╭─ DATASET RECORDS

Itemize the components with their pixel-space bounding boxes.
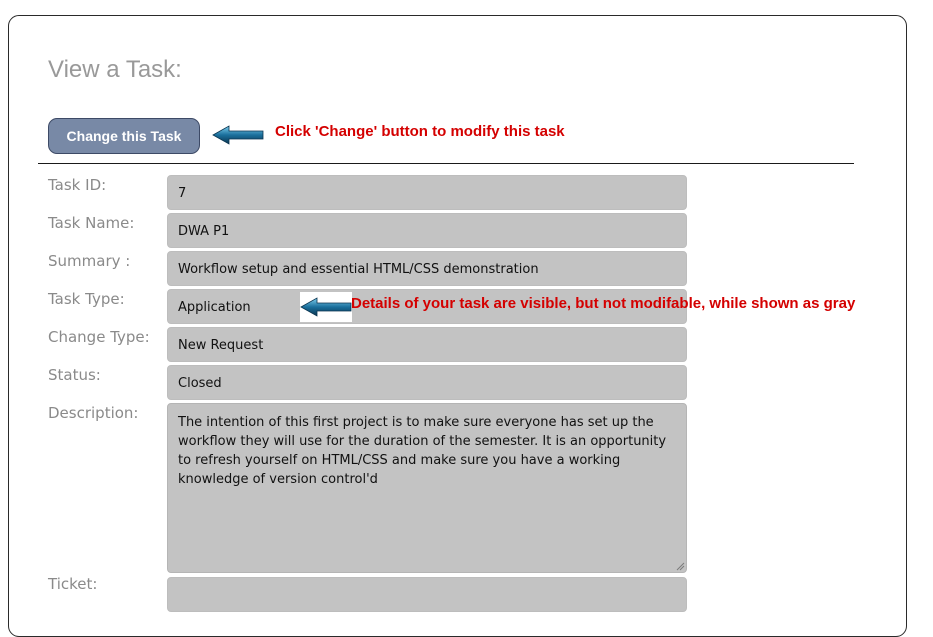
divider (38, 163, 854, 164)
resize-grip-icon[interactable] (675, 561, 685, 571)
task-id-field: 7 (167, 175, 687, 210)
task-name-label: Task Name: (48, 214, 135, 232)
ticket-field (167, 577, 687, 612)
readonly-hint-text: Details of your task are visible, but no… (351, 295, 856, 312)
summary-label: Summary : (48, 252, 131, 270)
status-field: Closed (167, 365, 687, 400)
summary-field: Workflow setup and essential HTML/CSS de… (167, 251, 687, 286)
description-text: The intention of this first project is t… (178, 415, 667, 487)
change-task-button[interactable]: Change this Task (48, 118, 200, 154)
change-type-label: Change Type: (48, 328, 150, 346)
change-hint-text: Click 'Change' button to modify this tas… (275, 123, 565, 140)
description-textarea[interactable]: The intention of this first project is t… (167, 403, 687, 573)
change-type-field: New Request (167, 327, 687, 362)
task-name-field: DWA P1 (167, 213, 687, 248)
left-arrow-icon (300, 292, 352, 322)
task-id-label: Task ID: (48, 176, 107, 194)
task-type-label: Task Type: (48, 290, 125, 308)
status-label: Status: (48, 366, 101, 384)
left-arrow-icon (212, 120, 264, 150)
ticket-label: Ticket: (48, 575, 98, 593)
description-label: Description: (48, 404, 139, 422)
page-title: View a Task: (48, 56, 182, 83)
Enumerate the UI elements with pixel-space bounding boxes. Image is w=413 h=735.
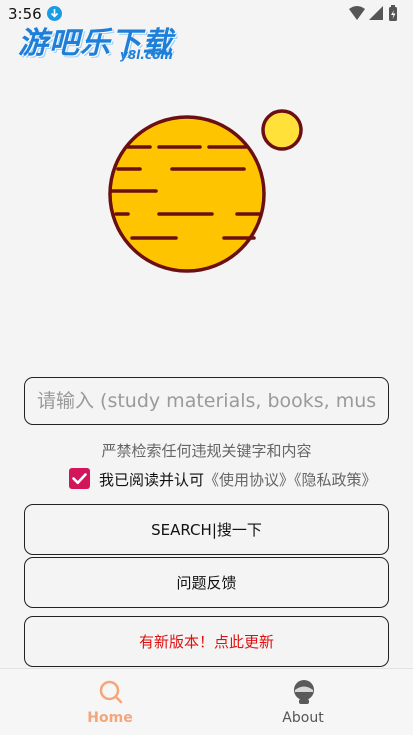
agreement-label: 我已阅读并认可《使用协议》《隐私政策》 [99, 469, 377, 490]
battery-icon [389, 5, 397, 21]
status-icons [349, 5, 397, 21]
bottom-nav: Home About [0, 668, 413, 735]
checkmark-icon [72, 473, 87, 485]
logo-domain: y8l.com [120, 48, 173, 62]
wifi-icon [349, 6, 365, 20]
nav-about[interactable]: About [243, 669, 363, 735]
agreement-links[interactable]: 《使用协议》《隐私政策》 [204, 471, 377, 489]
agreement-checkbox[interactable] [69, 468, 90, 489]
nav-about-label: About [282, 710, 324, 726]
nav-home-label: Home [87, 710, 133, 726]
search-button[interactable]: SEARCH|搜一下 [24, 504, 389, 555]
warning-text: 严禁检索任何违规关键字和内容 [101, 442, 312, 460]
update-button[interactable]: 有新版本！点此更新 [24, 616, 389, 667]
app-logo: 游吧乐下载 y8l.com [18, 18, 188, 66]
signal-icon [369, 6, 383, 20]
nav-home[interactable]: Home [50, 669, 170, 735]
planet-illustration [108, 109, 303, 273]
search-box[interactable] [24, 377, 389, 425]
feedback-button[interactable]: 问题反馈 [24, 557, 389, 608]
search-input[interactable] [25, 378, 388, 424]
agreement-text: 我已阅读并认可 [99, 471, 205, 489]
search-icon [99, 680, 123, 704]
profile-icon [294, 680, 314, 704]
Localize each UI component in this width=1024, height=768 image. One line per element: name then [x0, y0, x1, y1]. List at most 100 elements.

╰─

[REQUIRED WORK]: Reproduce all of the lines above verbatim, leaving out the pictures.

[FINAL RESULT]:
Itemize the components with their pixel-space bounding boxes.
divider (38, 163, 854, 164)
resize-grip-icon[interactable] (675, 561, 685, 571)
task-id-field: 7 (167, 175, 687, 210)
task-name-label: Task Name: (48, 214, 135, 232)
ticket-field (167, 577, 687, 612)
readonly-hint-text: Details of your task are visible, but no… (351, 295, 856, 312)
summary-label: Summary : (48, 252, 131, 270)
status-field: Closed (167, 365, 687, 400)
summary-field: Workflow setup and essential HTML/CSS de… (167, 251, 687, 286)
description-text: The intention of this first project is t… (178, 415, 667, 487)
change-task-button[interactable]: Change this Task (48, 118, 200, 154)
change-type-label: Change Type: (48, 328, 150, 346)
change-hint-text: Click 'Change' button to modify this tas… (275, 123, 565, 140)
description-textarea[interactable]: The intention of this first project is t… (167, 403, 687, 573)
change-type-field: New Request (167, 327, 687, 362)
task-name-field: DWA P1 (167, 213, 687, 248)
left-arrow-icon (300, 292, 352, 322)
task-id-label: Task ID: (48, 176, 107, 194)
task-type-label: Task Type: (48, 290, 125, 308)
status-label: Status: (48, 366, 101, 384)
left-arrow-icon (212, 120, 264, 150)
ticket-label: Ticket: (48, 575, 98, 593)
description-label: Description: (48, 404, 139, 422)
page-title: View a Task: (48, 56, 182, 83)
Enumerate the UI elements with pixel-space bounding boxes. Image is w=413 h=735.
agreement-label: 我已阅读并认可《使用协议》《隐私政策》 [99, 469, 377, 490]
battery-icon [389, 5, 397, 21]
status-icons [349, 5, 397, 21]
bottom-nav: Home About [0, 668, 413, 735]
checkmark-icon [72, 473, 87, 485]
logo-domain: y8l.com [120, 48, 173, 62]
wifi-icon [349, 6, 365, 20]
nav-about[interactable]: About [243, 669, 363, 735]
agreement-links[interactable]: 《使用协议》《隐私政策》 [204, 471, 377, 489]
agreement-checkbox[interactable] [69, 468, 90, 489]
nav-about-label: About [282, 710, 324, 726]
nav-home-label: Home [87, 710, 133, 726]
search-button[interactable]: SEARCH|搜一下 [24, 504, 389, 555]
warning-text: 严禁检索任何违规关键字和内容 [101, 442, 312, 460]
update-button[interactable]: 有新版本！点此更新 [24, 616, 389, 667]
app-logo: 游吧乐下载 y8l.com [18, 18, 188, 66]
signal-icon [369, 6, 383, 20]
nav-home[interactable]: Home [50, 669, 170, 735]
planet-illustration [108, 109, 303, 273]
search-box[interactable] [24, 377, 389, 425]
feedback-button[interactable]: 问题反馈 [24, 557, 389, 608]
search-input[interactable] [25, 378, 388, 424]
agreement-text: 我已阅读并认可 [99, 471, 205, 489]
search-icon [99, 680, 123, 704]
profile-icon [294, 680, 314, 704]
Localize each UI component in this width=1024, height=768 image. One line per element: name then [x0, y0, x1, y1]. List at most 100 elements.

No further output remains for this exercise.